[Collected data]
⟨

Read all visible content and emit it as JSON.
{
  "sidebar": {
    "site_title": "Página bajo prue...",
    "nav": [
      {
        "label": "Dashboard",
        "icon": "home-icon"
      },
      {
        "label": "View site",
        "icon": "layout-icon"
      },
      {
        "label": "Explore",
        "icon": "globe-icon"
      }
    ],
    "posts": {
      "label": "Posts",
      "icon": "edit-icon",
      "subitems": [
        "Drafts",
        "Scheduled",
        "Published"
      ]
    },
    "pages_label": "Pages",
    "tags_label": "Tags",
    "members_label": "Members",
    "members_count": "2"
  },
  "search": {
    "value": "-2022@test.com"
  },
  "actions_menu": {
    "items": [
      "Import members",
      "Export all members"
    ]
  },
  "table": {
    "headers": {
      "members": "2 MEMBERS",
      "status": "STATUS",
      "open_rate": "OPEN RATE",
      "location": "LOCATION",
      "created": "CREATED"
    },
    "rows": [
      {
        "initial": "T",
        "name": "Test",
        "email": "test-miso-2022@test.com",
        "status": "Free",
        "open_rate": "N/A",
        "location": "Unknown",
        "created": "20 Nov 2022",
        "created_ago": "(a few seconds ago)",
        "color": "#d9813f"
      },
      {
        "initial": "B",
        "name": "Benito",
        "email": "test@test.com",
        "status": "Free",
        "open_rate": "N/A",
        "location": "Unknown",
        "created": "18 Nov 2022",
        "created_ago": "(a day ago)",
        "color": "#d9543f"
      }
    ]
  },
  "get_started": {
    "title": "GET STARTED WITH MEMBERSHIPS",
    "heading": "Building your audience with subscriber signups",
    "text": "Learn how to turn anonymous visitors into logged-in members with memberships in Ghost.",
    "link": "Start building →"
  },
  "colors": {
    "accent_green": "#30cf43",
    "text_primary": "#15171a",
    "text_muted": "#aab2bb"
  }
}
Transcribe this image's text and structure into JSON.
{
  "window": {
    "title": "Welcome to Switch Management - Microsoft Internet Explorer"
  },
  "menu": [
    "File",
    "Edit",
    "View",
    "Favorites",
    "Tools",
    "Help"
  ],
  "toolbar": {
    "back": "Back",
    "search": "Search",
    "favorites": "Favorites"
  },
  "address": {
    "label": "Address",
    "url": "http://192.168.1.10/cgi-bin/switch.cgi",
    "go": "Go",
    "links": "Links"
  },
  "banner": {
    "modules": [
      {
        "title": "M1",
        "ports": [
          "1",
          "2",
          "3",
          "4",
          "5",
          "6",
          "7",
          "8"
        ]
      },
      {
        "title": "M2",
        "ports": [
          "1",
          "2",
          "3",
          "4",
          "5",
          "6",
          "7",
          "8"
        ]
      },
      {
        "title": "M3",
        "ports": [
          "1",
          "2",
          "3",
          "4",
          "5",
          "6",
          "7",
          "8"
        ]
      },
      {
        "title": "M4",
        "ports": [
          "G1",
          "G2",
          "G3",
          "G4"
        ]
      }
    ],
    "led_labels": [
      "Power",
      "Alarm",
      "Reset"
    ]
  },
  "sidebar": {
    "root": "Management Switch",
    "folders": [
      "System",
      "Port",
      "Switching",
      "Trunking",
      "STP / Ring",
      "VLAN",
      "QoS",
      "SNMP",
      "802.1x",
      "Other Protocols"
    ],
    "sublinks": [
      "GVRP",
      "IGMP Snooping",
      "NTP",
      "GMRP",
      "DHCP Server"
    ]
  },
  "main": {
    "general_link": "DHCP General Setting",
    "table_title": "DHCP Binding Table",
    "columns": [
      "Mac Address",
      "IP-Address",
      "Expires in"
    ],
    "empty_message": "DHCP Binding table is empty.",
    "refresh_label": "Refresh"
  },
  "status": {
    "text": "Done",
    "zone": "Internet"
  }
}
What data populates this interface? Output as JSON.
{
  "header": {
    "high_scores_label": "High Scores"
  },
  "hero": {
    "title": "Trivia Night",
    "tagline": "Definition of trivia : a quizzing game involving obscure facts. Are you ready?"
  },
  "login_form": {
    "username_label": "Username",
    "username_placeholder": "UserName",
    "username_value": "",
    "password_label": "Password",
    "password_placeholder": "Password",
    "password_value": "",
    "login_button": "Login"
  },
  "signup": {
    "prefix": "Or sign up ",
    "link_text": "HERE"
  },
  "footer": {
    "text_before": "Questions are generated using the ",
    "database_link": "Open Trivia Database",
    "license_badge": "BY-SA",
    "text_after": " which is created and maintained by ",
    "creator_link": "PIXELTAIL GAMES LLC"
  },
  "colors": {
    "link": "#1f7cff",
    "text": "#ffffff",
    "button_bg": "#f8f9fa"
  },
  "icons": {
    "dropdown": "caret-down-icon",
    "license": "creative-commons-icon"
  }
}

⟩

#### [Request]
Please quote the data above in full, with no line missing.

#### [The output]
Read all visible content and emit it as JSON.
{
  "sidebar": {
    "site_title": "Página bajo prue...",
    "nav": [
      {
        "label": "Dashboard",
        "icon": "home-icon"
      },
      {
        "label": "View site",
        "icon": "layout-icon"
      },
      {
        "label": "Explore",
        "icon": "globe-icon"
      }
    ],
    "posts": {
      "label": "Posts",
      "icon": "edit-icon",
      "subitems": [
        "Drafts",
        "Scheduled",
        "Published"
      ]
    },
    "pages_label": "Pages",
    "tags_label": "Tags",
    "members_label": "Members",
    "members_count": "2"
  },
  "search": {
    "value": "-2022@test.com"
  },
  "actions_menu": {
    "items": [
      "Import members",
      "Export all members"
    ]
  },
  "table": {
    "headers": {
      "members": "2 MEMBERS",
      "status": "STATUS",
      "open_rate": "OPEN RATE",
      "location": "LOCATION",
      "created": "CREATED"
    },
    "rows": [
      {
        "initial": "T",
        "name": "Test",
        "email": "test-miso-2022@test.com",
        "status": "Free",
        "open_rate": "N/A",
        "location": "Unknown",
        "created": "20 Nov 2022",
        "created_ago": "(a few seconds ago)",
        "color": "#d9813f"
      },
      {
        "initial": "B",
        "name": "Benito",
        "email": "test@test.com",
        "status": "Free",
        "open_rate": "N/A",
        "location": "Unknown",
        "created": "18 Nov 2022",
        "created_ago": "(a day ago)",
        "color": "#d9543f"
      }
    ]
  },
  "get_started": {
    "title": "GET STARTED WITH MEMBERSHIPS",
    "heading": "Building your audience with subscriber signups",
    "text": "Learn how to turn anonymous visitors into logged-in members with memberships in Ghost.",
    "link": "Start building →"
  },
  "colors": {
    "accent_green": "#30cf43",
    "text_primary": "#15171a",
    "text_muted": "#aab2bb"
  }
}
Transcribe this image's text and structure into JSON.
{
  "window": {
    "title": "Welcome to Switch Management - Microsoft Internet Explorer"
  },
  "menu": [
    "File",
    "Edit",
    "View",
    "Favorites",
    "Tools",
    "Help"
  ],
  "toolbar": {
    "back": "Back",
    "search": "Search",
    "favorites": "Favorites"
  },
  "address": {
    "label": "Address",
    "url": "http://192.168.1.10/cgi-bin/switch.cgi",
    "go": "Go",
    "links": "Links"
  },
  "banner": {
    "modules": [
      {
        "title": "M1",
        "ports": [
          "1",
          "2",
          "3",
          "4",
          "5",
          "6",
          "7",
          "8"
        ]
      },
      {
        "title": "M2",
        "ports": [
          "1",
          "2",
          "3",
          "4",
          "5",
          "6",
          "7",
          "8"
        ]
      },
      {
        "title": "M3",
        "ports": [
          "1",
          "2",
          "3",
          "4",
          "5",
          "6",
          "7",
          "8"
        ]
      },
      {
        "title": "M4",
        "ports": [
          "G1",
          "G2",
          "G3",
          "G4"
        ]
      }
    ],
    "led_labels": [
      "Power",
      "Alarm",
      "Reset"
    ]
  },
  "sidebar": {
    "root": "Management Switch",
    "folders": [
      "System",
      "Port",
      "Switching",
      "Trunking",
      "STP / Ring",
      "VLAN",
      "QoS",
      "SNMP",
      "802.1x",
      "Other Protocols"
    ],
    "sublinks": [
      "GVRP",
      "IGMP Snooping",
      "NTP",
      "GMRP",
      "DHCP Server"
    ]
  },
  "main": {
    "general_link": "DHCP General Setting",
    "table_title": "DHCP Binding Table",
    "columns": [
      "Mac Address",
      "IP-Address",
      "Expires in"
    ],
    "empty_message": "DHCP Binding table is empty.",
    "refresh_label": "Refresh"
  },
  "status": {
    "text": "Done",
    "zone": "Internet"
  }
}
What data populates this interface? Output as JSON.
{
  "header": {
    "high_scores_label": "High Scores"
  },
  "hero": {
    "title": "Trivia Night",
    "tagline": "Definition of trivia : a quizzing game involving obscure facts. Are you ready?"
  },
  "login_form": {
    "username_label": "Username",
    "username_placeholder": "UserName",
    "username_value": "",
    "password_label": "Password",
    "password_placeholder": "Password",
    "password_value": "",
    "login_button": "Login"
  },
  "signup": {
    "prefix": "Or sign up ",
    "link_text": "HERE"
  },
  "footer": {
    "text_before": "Questions are generated using the ",
    "database_link": "Open Trivia Database",
    "license_badge": "BY-SA",
    "text_after": " which is created and maintained by ",
    "creator_link": "PIXELTAIL GAMES LLC"
  },
  "colors": {
    "link": "#1f7cff",
    "text": "#ffffff",
    "button_bg": "#f8f9fa"
  },
  "icons": {
    "dropdown": "caret-down-icon",
    "license": "creative-commons-icon"
  }
}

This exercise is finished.